> SET TASK
Word for word, print each line of the listing below; pictures stay out.

═════ RECORDS SHOWN ═════

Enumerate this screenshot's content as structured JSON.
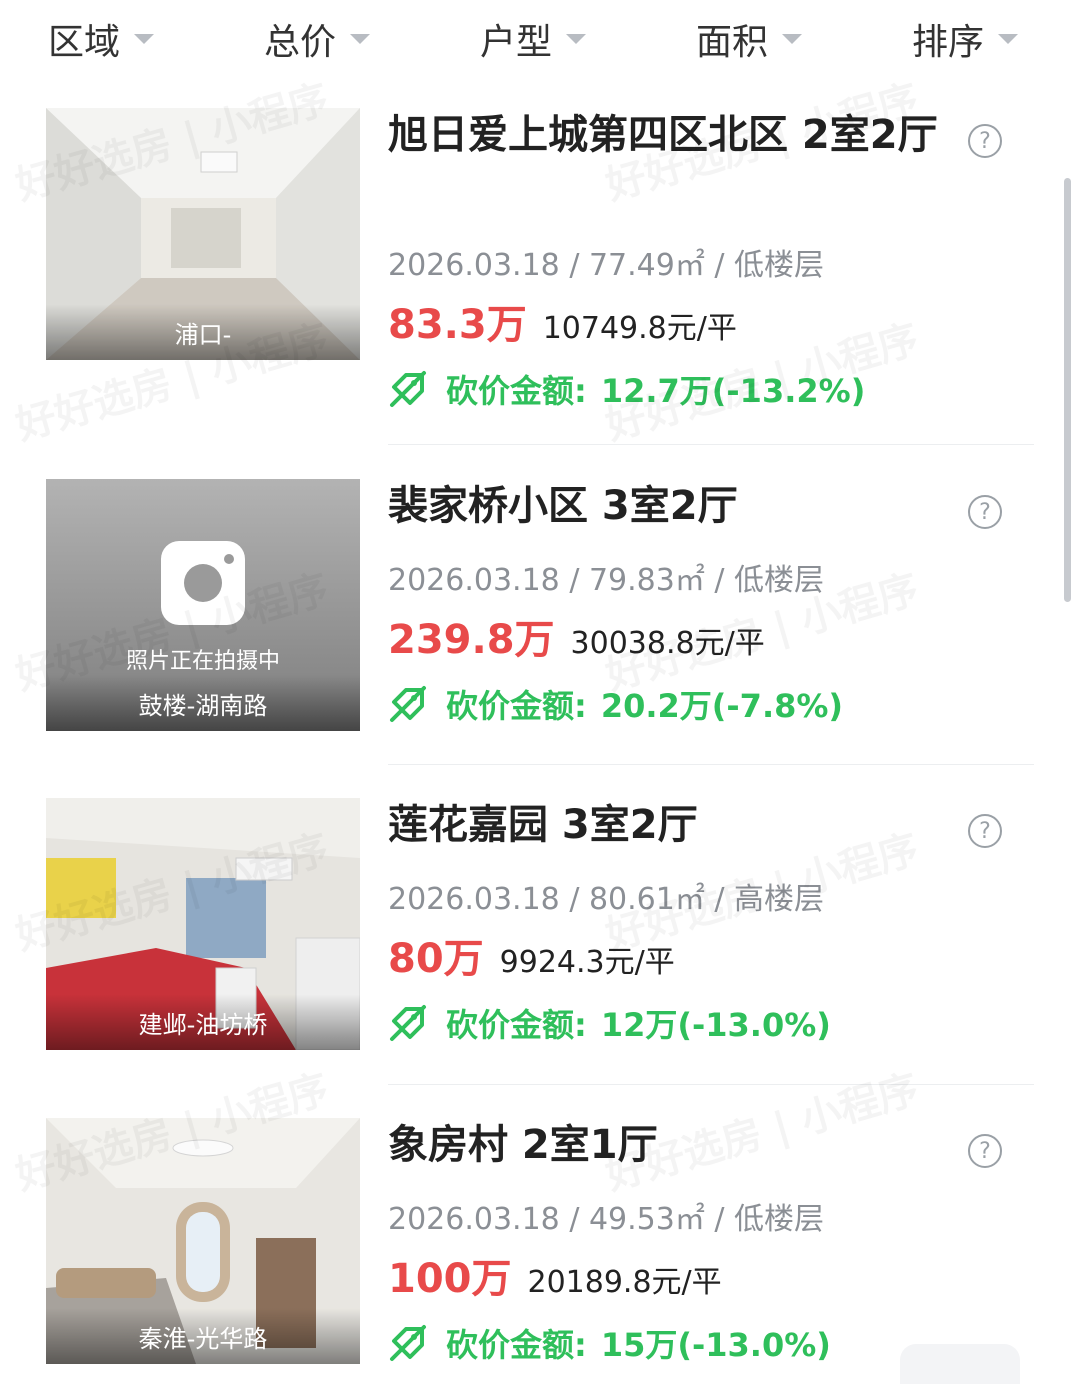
{
  "filters": [
    "区域",
    "总价",
    "户型",
    "面积",
    "排序"
  ],
  "listings": [
    {
      "title": "旭日爱上城第四区北区 2室2厅",
      "date": "2026.03.18",
      "area": "77.49㎡",
      "floor": "低楼层",
      "price": "83.3万",
      "unit_price": "10749.8元/平",
      "cut_label": "砍价金额:",
      "cut_value": "12.7万(-13.2%)",
      "location": "浦口-",
      "photo_note": ""
    },
    {
      "title": "裴家桥小区 3室2厅",
      "date": "2026.03.18",
      "area": "79.83㎡",
      "floor": "低楼层",
      "price": "239.8万",
      "unit_price": "30038.8元/平",
      "cut_label": "砍价金额:",
      "cut_value": "20.2万(-7.8%)",
      "location": "鼓楼-湖南路",
      "photo_note": "照片正在拍摄中"
    },
    {
      "title": "莲花嘉园 3室2厅",
      "date": "2026.03.18",
      "area": "80.61㎡",
      "floor": "高楼层",
      "price": "80万",
      "unit_price": "9924.3元/平",
      "cut_label": "砍价金额:",
      "cut_value": "12万(-13.0%)",
      "location": "建邺-油坊桥",
      "photo_note": ""
    },
    {
      "title": "象房村 2室1厅",
      "date": "2026.03.18",
      "area": "49.53㎡",
      "floor": "低楼层",
      "price": "100万",
      "unit_price": "20189.8元/平",
      "cut_label": "砍价金额:",
      "cut_value": "15万(-13.0%)",
      "location": "秦淮-光华路",
      "photo_note": ""
    }
  ],
  "watermark": "好好选房 | 小程序",
  "help_icon": "?",
  "colors": {
    "price": "#e84a4a",
    "cut": "#2fbf5b",
    "meta": "#8b8f95"
  }
}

═════

> WORKED ANSWER
Enumerate this screenshot's content as structured JSON.
{
  "filters": [
    "区域",
    "总价",
    "户型",
    "面积",
    "排序"
  ],
  "listings": [
    {
      "title": "旭日爱上城第四区北区 2室2厅",
      "date": "2026.03.18",
      "area": "77.49㎡",
      "floor": "低楼层",
      "price": "83.3万",
      "unit_price": "10749.8元/平",
      "cut_label": "砍价金额:",
      "cut_value": "12.7万(-13.2%)",
      "location": "浦口-",
      "photo_note": ""
    },
    {
      "title": "裴家桥小区 3室2厅",
      "date": "2026.03.18",
      "area": "79.83㎡",
      "floor": "低楼层",
      "price": "239.8万",
      "unit_price": "30038.8元/平",
      "cut_label": "砍价金额:",
      "cut_value": "20.2万(-7.8%)",
      "location": "鼓楼-湖南路",
      "photo_note": "照片正在拍摄中"
    },
    {
      "title": "莲花嘉园 3室2厅",
      "date": "2026.03.18",
      "area": "80.61㎡",
      "floor": "高楼层",
      "price": "80万",
      "unit_price": "9924.3元/平",
      "cut_label": "砍价金额:",
      "cut_value": "12万(-13.0%)",
      "location": "建邺-油坊桥",
      "photo_note": ""
    },
    {
      "title": "象房村 2室1厅",
      "date": "2026.03.18",
      "area": "49.53㎡",
      "floor": "低楼层",
      "price": "100万",
      "unit_price": "20189.8元/平",
      "cut_label": "砍价金额:",
      "cut_value": "15万(-13.0%)",
      "location": "秦淮-光华路",
      "photo_note": ""
    }
  ],
  "watermark": "好好选房 | 小程序",
  "help_icon": "?",
  "colors": {
    "price": "#e84a4a",
    "cut": "#2fbf5b",
    "meta": "#8b8f95"
  }
}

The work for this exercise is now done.